- WHAT THE EXERCISE ASKS
Produce an exact copy of all the data below, dropping every image.

[Data entries]
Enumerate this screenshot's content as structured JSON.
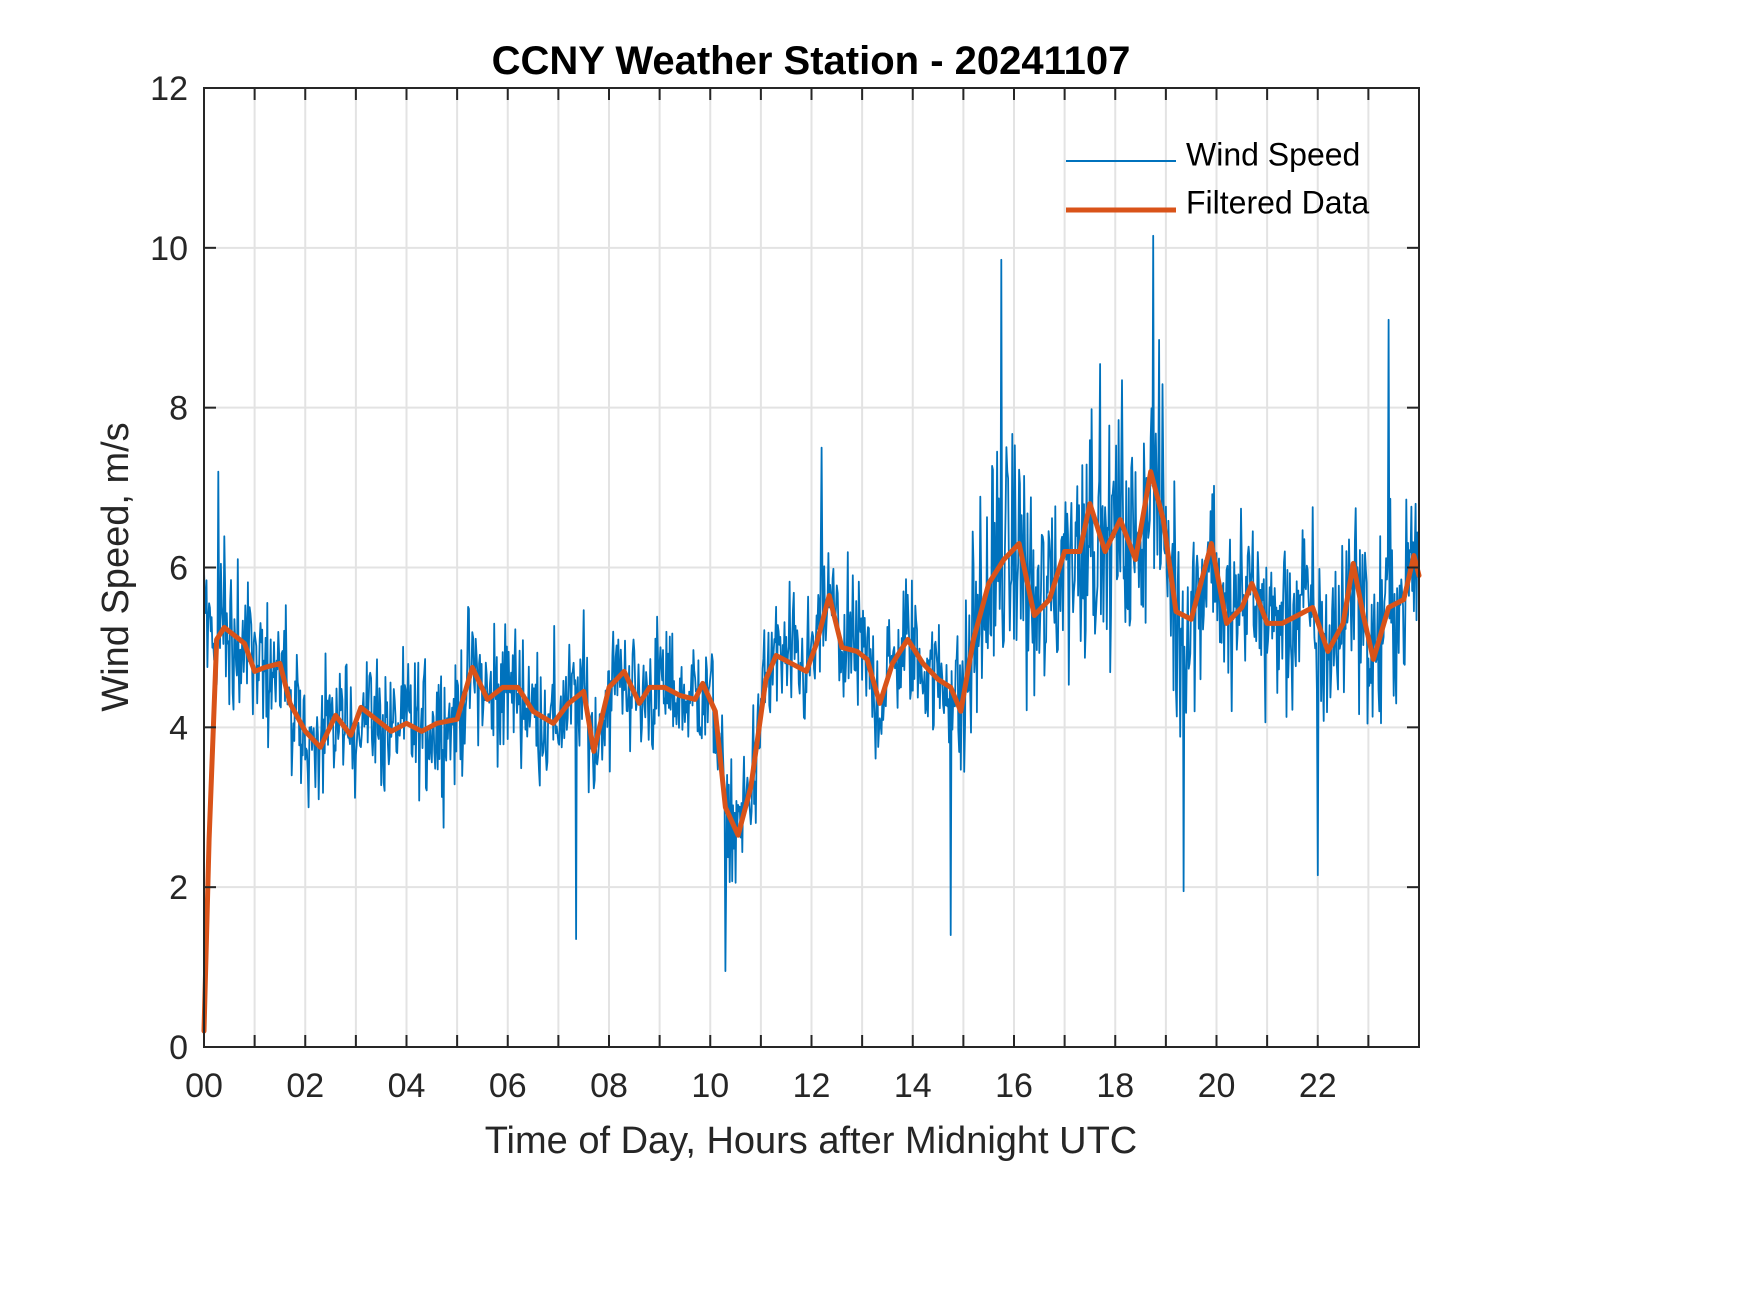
{
  "chart_data": {
    "type": "line",
    "title": "CCNY Weather Station - 20241107",
    "xlabel": "Time of Day, Hours after Midnight UTC",
    "ylabel": "Wind Speed, m/s",
    "xlim": [
      0,
      24
    ],
    "ylim": [
      0,
      12
    ],
    "x_ticks": [
      0,
      2,
      4,
      6,
      8,
      10,
      12,
      14,
      16,
      18,
      20,
      22
    ],
    "x_tick_labels": [
      "00",
      "02",
      "04",
      "06",
      "08",
      "10",
      "12",
      "14",
      "16",
      "18",
      "20",
      "22"
    ],
    "x_minor_grid_step": 1,
    "y_ticks": [
      0,
      2,
      4,
      6,
      8,
      10,
      12
    ],
    "y_tick_labels": [
      "0",
      "2",
      "4",
      "6",
      "8",
      "10",
      "12"
    ],
    "grid": true,
    "legend": {
      "placement": "top-right",
      "entries": [
        "Wind Speed",
        "Filtered Data"
      ]
    },
    "series": [
      {
        "name": "Wind Speed",
        "color": "#0072BD",
        "kind": "raw-noisy",
        "sampling_minutes": 1,
        "notable_points": [
          {
            "x": 0.28,
            "y": 7.2
          },
          {
            "x": 7.35,
            "y": 1.35
          },
          {
            "x": 10.3,
            "y": 0.95
          },
          {
            "x": 12.2,
            "y": 7.5
          },
          {
            "x": 14.75,
            "y": 1.4
          },
          {
            "x": 15.75,
            "y": 9.85
          },
          {
            "x": 18.75,
            "y": 10.15
          },
          {
            "x": 19.35,
            "y": 1.95
          },
          {
            "x": 22.0,
            "y": 2.15
          },
          {
            "x": 23.4,
            "y": 9.1
          }
        ]
      },
      {
        "name": "Filtered Data",
        "color": "#D95319",
        "x": [
          0.0,
          0.1,
          0.25,
          0.4,
          0.6,
          0.8,
          1.0,
          1.2,
          1.5,
          1.7,
          2.0,
          2.3,
          2.6,
          2.9,
          3.1,
          3.4,
          3.7,
          4.0,
          4.3,
          4.6,
          5.0,
          5.3,
          5.6,
          5.9,
          6.2,
          6.5,
          6.9,
          7.2,
          7.5,
          7.7,
          8.0,
          8.3,
          8.6,
          8.8,
          9.1,
          9.4,
          9.7,
          9.85,
          10.1,
          10.3,
          10.55,
          10.8,
          11.1,
          11.3,
          11.6,
          11.9,
          12.1,
          12.35,
          12.6,
          12.9,
          13.1,
          13.35,
          13.6,
          13.9,
          14.2,
          14.5,
          14.75,
          14.95,
          15.2,
          15.5,
          15.8,
          16.1,
          16.4,
          16.7,
          17.0,
          17.3,
          17.5,
          17.8,
          18.1,
          18.4,
          18.7,
          18.95,
          19.2,
          19.5,
          19.9,
          20.2,
          20.5,
          20.7,
          21.0,
          21.3,
          21.6,
          21.9,
          22.2,
          22.5,
          22.7,
          22.9,
          23.1,
          23.4,
          23.7,
          23.9,
          24.0
        ],
        "y": [
          0.2,
          2.6,
          5.1,
          5.25,
          5.15,
          5.05,
          4.7,
          4.75,
          4.8,
          4.3,
          3.95,
          3.75,
          4.15,
          3.9,
          4.25,
          4.1,
          3.95,
          4.05,
          3.95,
          4.05,
          4.1,
          4.75,
          4.35,
          4.5,
          4.5,
          4.2,
          4.05,
          4.3,
          4.45,
          3.7,
          4.5,
          4.7,
          4.3,
          4.5,
          4.5,
          4.4,
          4.35,
          4.55,
          4.2,
          3.0,
          2.65,
          3.25,
          4.6,
          4.9,
          4.8,
          4.7,
          5.05,
          5.65,
          5.0,
          4.95,
          4.85,
          4.3,
          4.8,
          5.1,
          4.8,
          4.6,
          4.5,
          4.2,
          5.1,
          5.8,
          6.1,
          6.3,
          5.4,
          5.6,
          6.2,
          6.2,
          6.8,
          6.2,
          6.6,
          6.1,
          7.2,
          6.6,
          5.45,
          5.35,
          6.3,
          5.3,
          5.5,
          5.8,
          5.3,
          5.3,
          5.4,
          5.5,
          4.95,
          5.3,
          6.05,
          5.4,
          4.85,
          5.5,
          5.6,
          6.15,
          5.9
        ]
      }
    ]
  },
  "colors": {
    "raw": "#0072BD",
    "filtered": "#D95319",
    "axis": "#262626",
    "grid": "#e3e3e3"
  }
}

- WRITTEN ANSWER
Enumerate this screenshot's content as structured JSON.
{
  "chart_data": {
    "type": "line",
    "title": "CCNY Weather Station - 20241107",
    "xlabel": "Time of Day, Hours after Midnight UTC",
    "ylabel": "Wind Speed, m/s",
    "xlim": [
      0,
      24
    ],
    "ylim": [
      0,
      12
    ],
    "x_ticks": [
      0,
      2,
      4,
      6,
      8,
      10,
      12,
      14,
      16,
      18,
      20,
      22
    ],
    "x_tick_labels": [
      "00",
      "02",
      "04",
      "06",
      "08",
      "10",
      "12",
      "14",
      "16",
      "18",
      "20",
      "22"
    ],
    "x_minor_grid_step": 1,
    "y_ticks": [
      0,
      2,
      4,
      6,
      8,
      10,
      12
    ],
    "y_tick_labels": [
      "0",
      "2",
      "4",
      "6",
      "8",
      "10",
      "12"
    ],
    "grid": true,
    "legend": {
      "placement": "top-right",
      "entries": [
        "Wind Speed",
        "Filtered Data"
      ]
    },
    "series": [
      {
        "name": "Wind Speed",
        "color": "#0072BD",
        "kind": "raw-noisy",
        "sampling_minutes": 1,
        "notable_points": [
          {
            "x": 0.28,
            "y": 7.2
          },
          {
            "x": 7.35,
            "y": 1.35
          },
          {
            "x": 10.3,
            "y": 0.95
          },
          {
            "x": 12.2,
            "y": 7.5
          },
          {
            "x": 14.75,
            "y": 1.4
          },
          {
            "x": 15.75,
            "y": 9.85
          },
          {
            "x": 18.75,
            "y": 10.15
          },
          {
            "x": 19.35,
            "y": 1.95
          },
          {
            "x": 22.0,
            "y": 2.15
          },
          {
            "x": 23.4,
            "y": 9.1
          }
        ]
      },
      {
        "name": "Filtered Data",
        "color": "#D95319",
        "x": [
          0.0,
          0.1,
          0.25,
          0.4,
          0.6,
          0.8,
          1.0,
          1.2,
          1.5,
          1.7,
          2.0,
          2.3,
          2.6,
          2.9,
          3.1,
          3.4,
          3.7,
          4.0,
          4.3,
          4.6,
          5.0,
          5.3,
          5.6,
          5.9,
          6.2,
          6.5,
          6.9,
          7.2,
          7.5,
          7.7,
          8.0,
          8.3,
          8.6,
          8.8,
          9.1,
          9.4,
          9.7,
          9.85,
          10.1,
          10.3,
          10.55,
          10.8,
          11.1,
          11.3,
          11.6,
          11.9,
          12.1,
          12.35,
          12.6,
          12.9,
          13.1,
          13.35,
          13.6,
          13.9,
          14.2,
          14.5,
          14.75,
          14.95,
          15.2,
          15.5,
          15.8,
          16.1,
          16.4,
          16.7,
          17.0,
          17.3,
          17.5,
          17.8,
          18.1,
          18.4,
          18.7,
          18.95,
          19.2,
          19.5,
          19.9,
          20.2,
          20.5,
          20.7,
          21.0,
          21.3,
          21.6,
          21.9,
          22.2,
          22.5,
          22.7,
          22.9,
          23.1,
          23.4,
          23.7,
          23.9,
          24.0
        ],
        "y": [
          0.2,
          2.6,
          5.1,
          5.25,
          5.15,
          5.05,
          4.7,
          4.75,
          4.8,
          4.3,
          3.95,
          3.75,
          4.15,
          3.9,
          4.25,
          4.1,
          3.95,
          4.05,
          3.95,
          4.05,
          4.1,
          4.75,
          4.35,
          4.5,
          4.5,
          4.2,
          4.05,
          4.3,
          4.45,
          3.7,
          4.5,
          4.7,
          4.3,
          4.5,
          4.5,
          4.4,
          4.35,
          4.55,
          4.2,
          3.0,
          2.65,
          3.25,
          4.6,
          4.9,
          4.8,
          4.7,
          5.05,
          5.65,
          5.0,
          4.95,
          4.85,
          4.3,
          4.8,
          5.1,
          4.8,
          4.6,
          4.5,
          4.2,
          5.1,
          5.8,
          6.1,
          6.3,
          5.4,
          5.6,
          6.2,
          6.2,
          6.8,
          6.2,
          6.6,
          6.1,
          7.2,
          6.6,
          5.45,
          5.35,
          6.3,
          5.3,
          5.5,
          5.8,
          5.3,
          5.3,
          5.4,
          5.5,
          4.95,
          5.3,
          6.05,
          5.4,
          4.85,
          5.5,
          5.6,
          6.15,
          5.9
        ]
      }
    ]
  },
  "colors": {
    "raw": "#0072BD",
    "filtered": "#D95319",
    "axis": "#262626",
    "grid": "#e3e3e3"
  }
}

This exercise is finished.